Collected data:
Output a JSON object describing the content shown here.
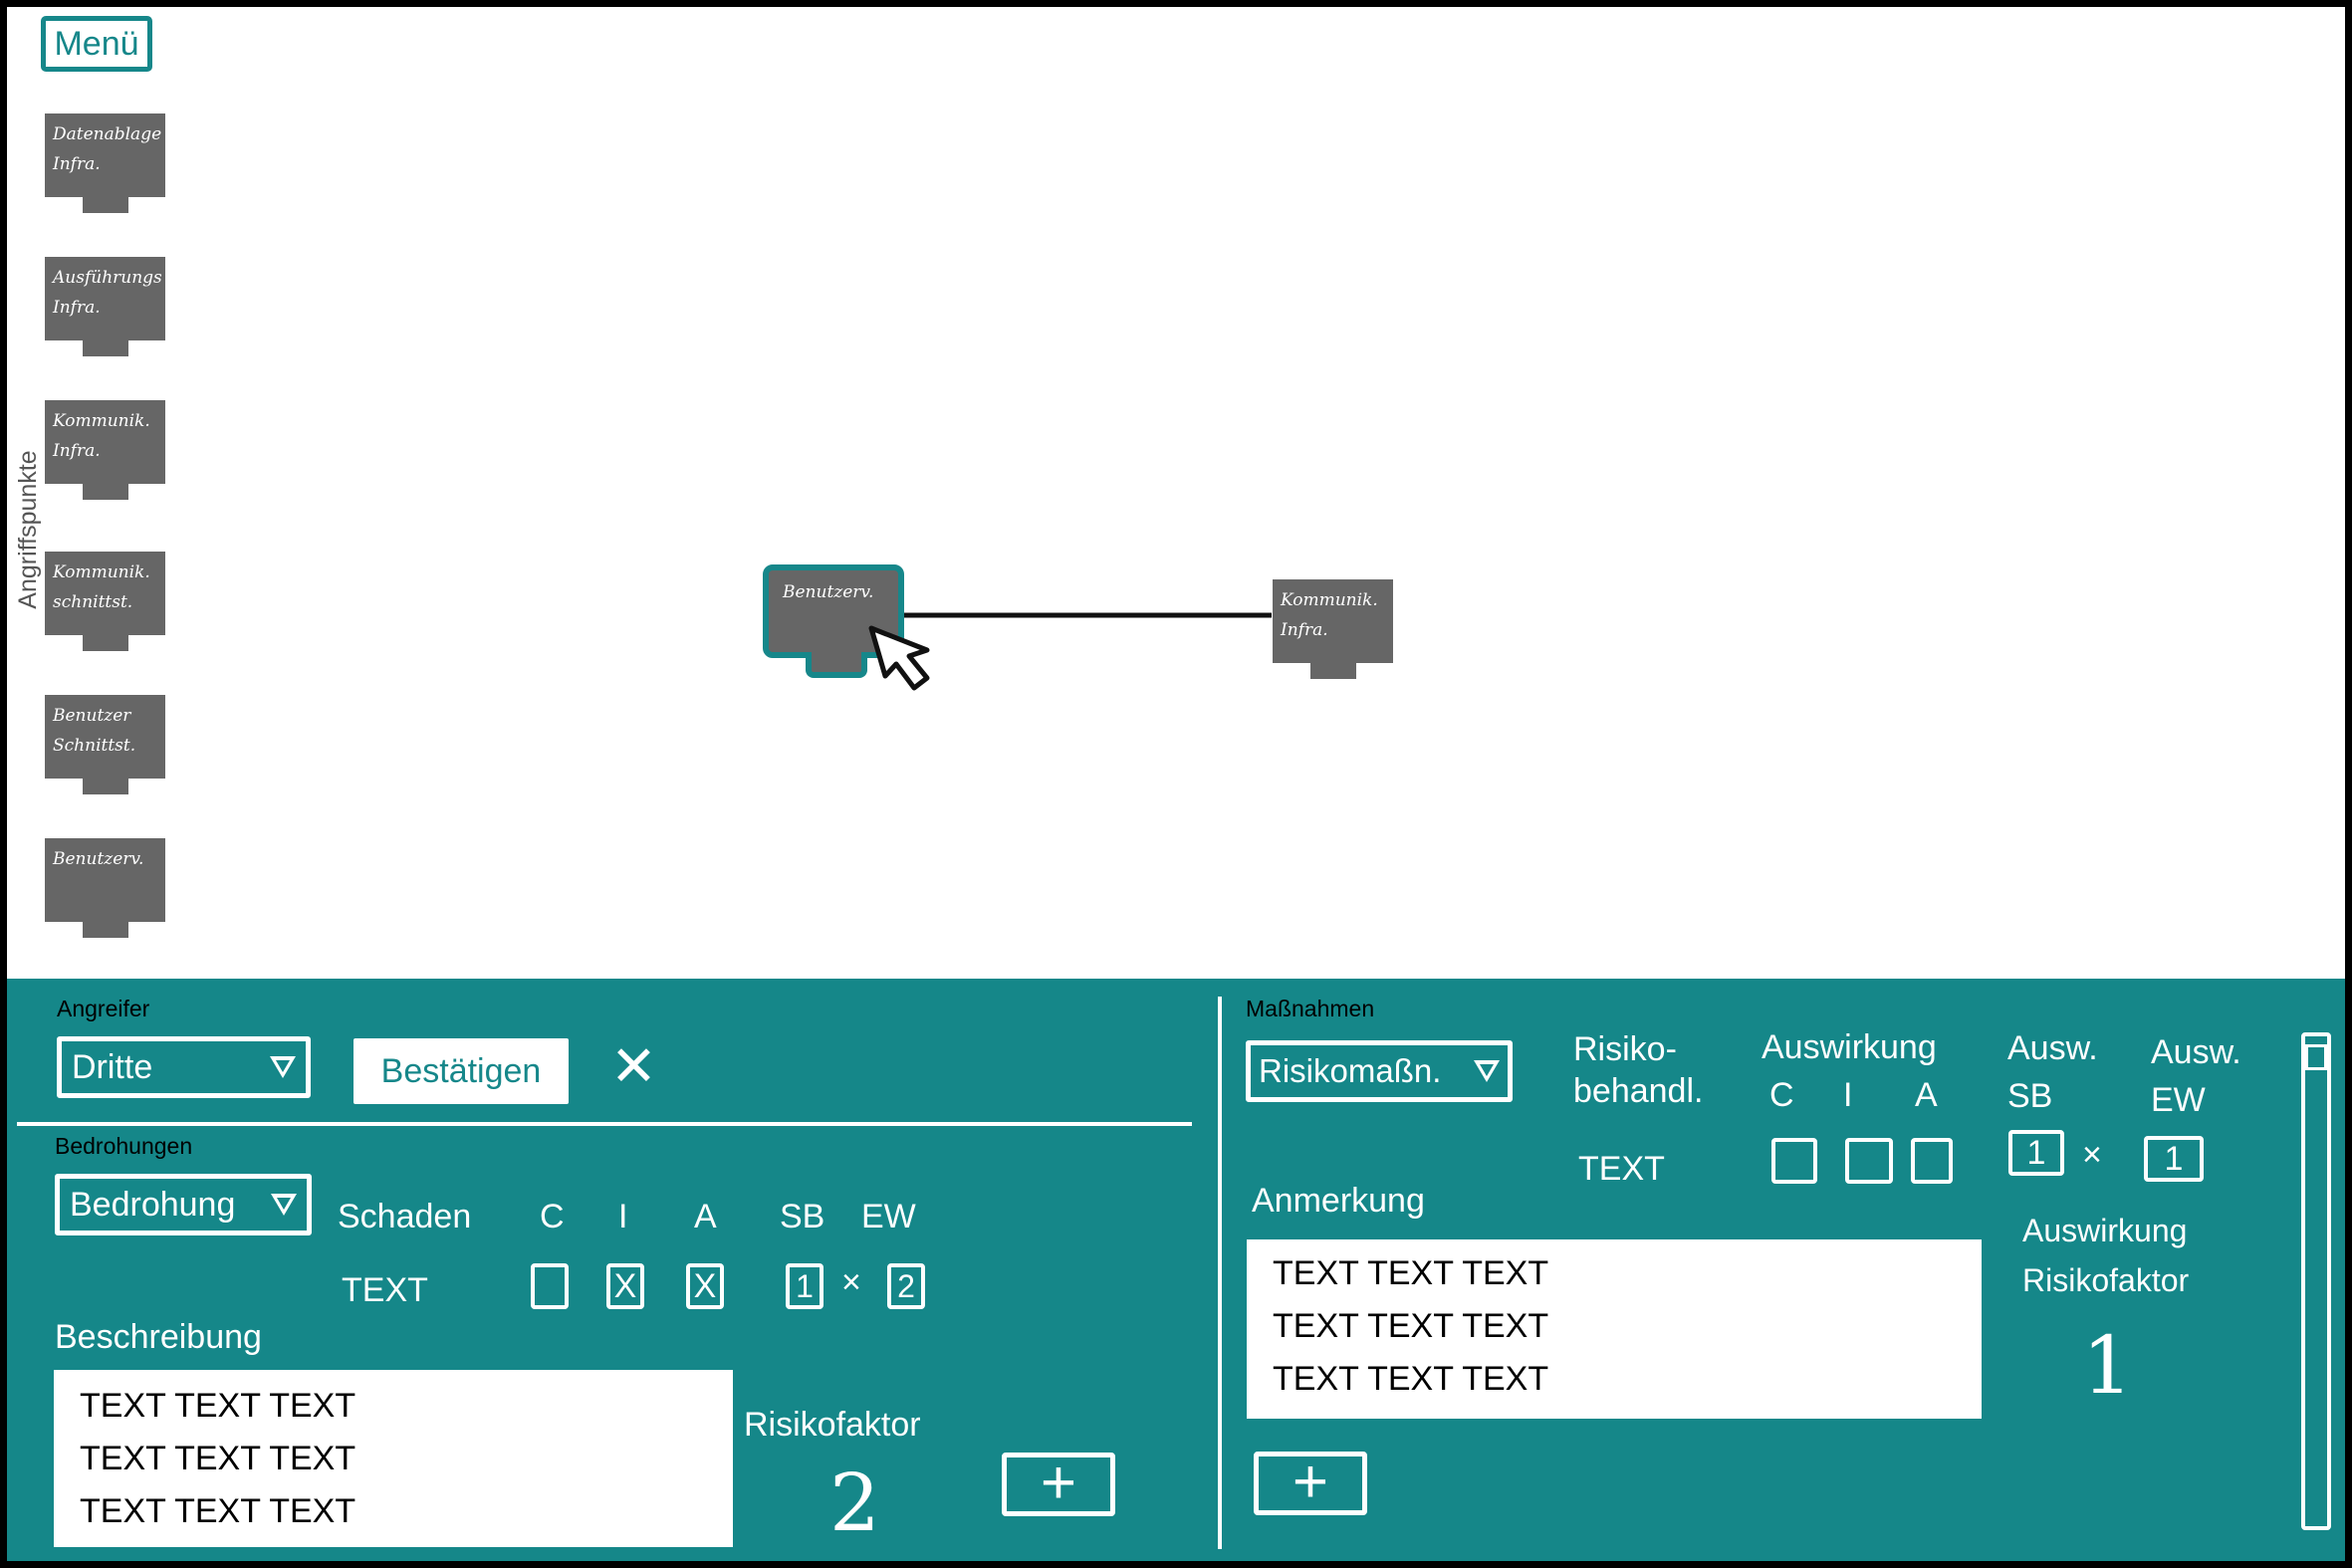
{
  "menu": {
    "label": "Menü"
  },
  "sidebar": {
    "title": "Angriffspunkte",
    "items": [
      {
        "line1": "Datenablage",
        "line2": "Infra."
      },
      {
        "line1": "Ausführungs",
        "line2": "Infra."
      },
      {
        "line1": "Kommunik.",
        "line2": "Infra."
      },
      {
        "line1": "Kommunik.",
        "line2": "schnittst."
      },
      {
        "line1": "Benutzer",
        "line2": "Schnittst."
      },
      {
        "line1": "Benutzerv.",
        "line2": ""
      }
    ]
  },
  "canvas": {
    "selected_node": {
      "label": "Benutzerv."
    },
    "target_node": {
      "line1": "Kommunik.",
      "line2": "Infra."
    }
  },
  "attacker": {
    "label": "Angreifer",
    "selected": "Dritte",
    "confirm": "Bestätigen",
    "close": "✕"
  },
  "threats": {
    "label": "Bedrohungen",
    "selected": "Bedrohung",
    "damage_label": "Schaden",
    "col_c": "C",
    "col_i": "I",
    "col_a": "A",
    "col_sb": "SB",
    "col_ew": "EW",
    "text": "TEXT",
    "check_c": "",
    "check_i": "X",
    "check_a": "X",
    "sb_value": "1",
    "times": "×",
    "ew_value": "2",
    "description_label": "Beschreibung",
    "description_lines": [
      "TEXT TEXT TEXT",
      "TEXT TEXT TEXT",
      "TEXT TEXT TEXT"
    ],
    "risk_label": "Risikofaktor",
    "risk_value": "2",
    "add": "+"
  },
  "measures": {
    "label": "Maßnahmen",
    "selected": "Risikomaßn.",
    "treatment_line1": "Risiko-",
    "treatment_line2": "behandl.",
    "impact_label": "Auswirkung",
    "col_c": "C",
    "col_i": "I",
    "col_a": "A",
    "ausw_sb_1": "Ausw.",
    "ausw_sb_2": "SB",
    "ausw_ew_1": "Ausw.",
    "ausw_ew_2": "EW",
    "text": "TEXT",
    "sb_value": "1",
    "times": "×",
    "ew_value": "1",
    "note_label": "Anmerkung",
    "note_lines": [
      "TEXT TEXT TEXT",
      "TEXT TEXT TEXT",
      "TEXT TEXT TEXT"
    ],
    "impact_risk_line1": "Auswirkung",
    "impact_risk_line2": "Risikofaktor",
    "impact_risk_value": "1",
    "add": "+"
  }
}
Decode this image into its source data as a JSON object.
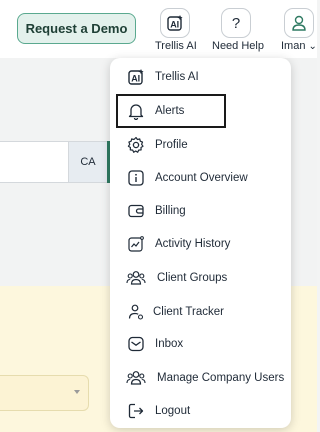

REQUIREMENT: Repeat the material above in full and exactly, apart from the pictures.

WRITTEN REPLY:
Output a JSON object describing the content shown here.
{
  "menu": {
    "label": "Menü"
  },
  "sidebar": {
    "title": "Angriffspunkte",
    "items": [
      {
        "line1": "Datenablage",
        "line2": "Infra."
      },
      {
        "line1": "Ausführungs",
        "line2": "Infra."
      },
      {
        "line1": "Kommunik.",
        "line2": "Infra."
      },
      {
        "line1": "Kommunik.",
        "line2": "schnittst."
      },
      {
        "line1": "Benutzer",
        "line2": "Schnittst."
      },
      {
        "line1": "Benutzerv.",
        "line2": ""
      }
    ]
  },
  "canvas": {
    "selected_node": {
      "label": "Benutzerv."
    },
    "target_node": {
      "line1": "Kommunik.",
      "line2": "Infra."
    }
  },
  "attacker": {
    "label": "Angreifer",
    "selected": "Dritte",
    "confirm": "Bestätigen",
    "close": "✕"
  },
  "threats": {
    "label": "Bedrohungen",
    "selected": "Bedrohung",
    "damage_label": "Schaden",
    "col_c": "C",
    "col_i": "I",
    "col_a": "A",
    "col_sb": "SB",
    "col_ew": "EW",
    "text": "TEXT",
    "check_c": "",
    "check_i": "X",
    "check_a": "X",
    "sb_value": "1",
    "times": "×",
    "ew_value": "2",
    "description_label": "Beschreibung",
    "description_lines": [
      "TEXT TEXT TEXT",
      "TEXT TEXT TEXT",
      "TEXT TEXT TEXT"
    ],
    "risk_label": "Risikofaktor",
    "risk_value": "2",
    "add": "+"
  },
  "measures": {
    "label": "Maßnahmen",
    "selected": "Risikomaßn.",
    "treatment_line1": "Risiko-",
    "treatment_line2": "behandl.",
    "impact_label": "Auswirkung",
    "col_c": "C",
    "col_i": "I",
    "col_a": "A",
    "ausw_sb_1": "Ausw.",
    "ausw_sb_2": "SB",
    "ausw_ew_1": "Ausw.",
    "ausw_ew_2": "EW",
    "text": "TEXT",
    "sb_value": "1",
    "times": "×",
    "ew_value": "1",
    "note_label": "Anmerkung",
    "note_lines": [
      "TEXT TEXT TEXT",
      "TEXT TEXT TEXT",
      "TEXT TEXT TEXT"
    ],
    "impact_risk_line1": "Auswirkung",
    "impact_risk_line2": "Risikofaktor",
    "impact_risk_value": "1",
    "add": "+"
  }
}
Decode this image into its source data as a JSON object.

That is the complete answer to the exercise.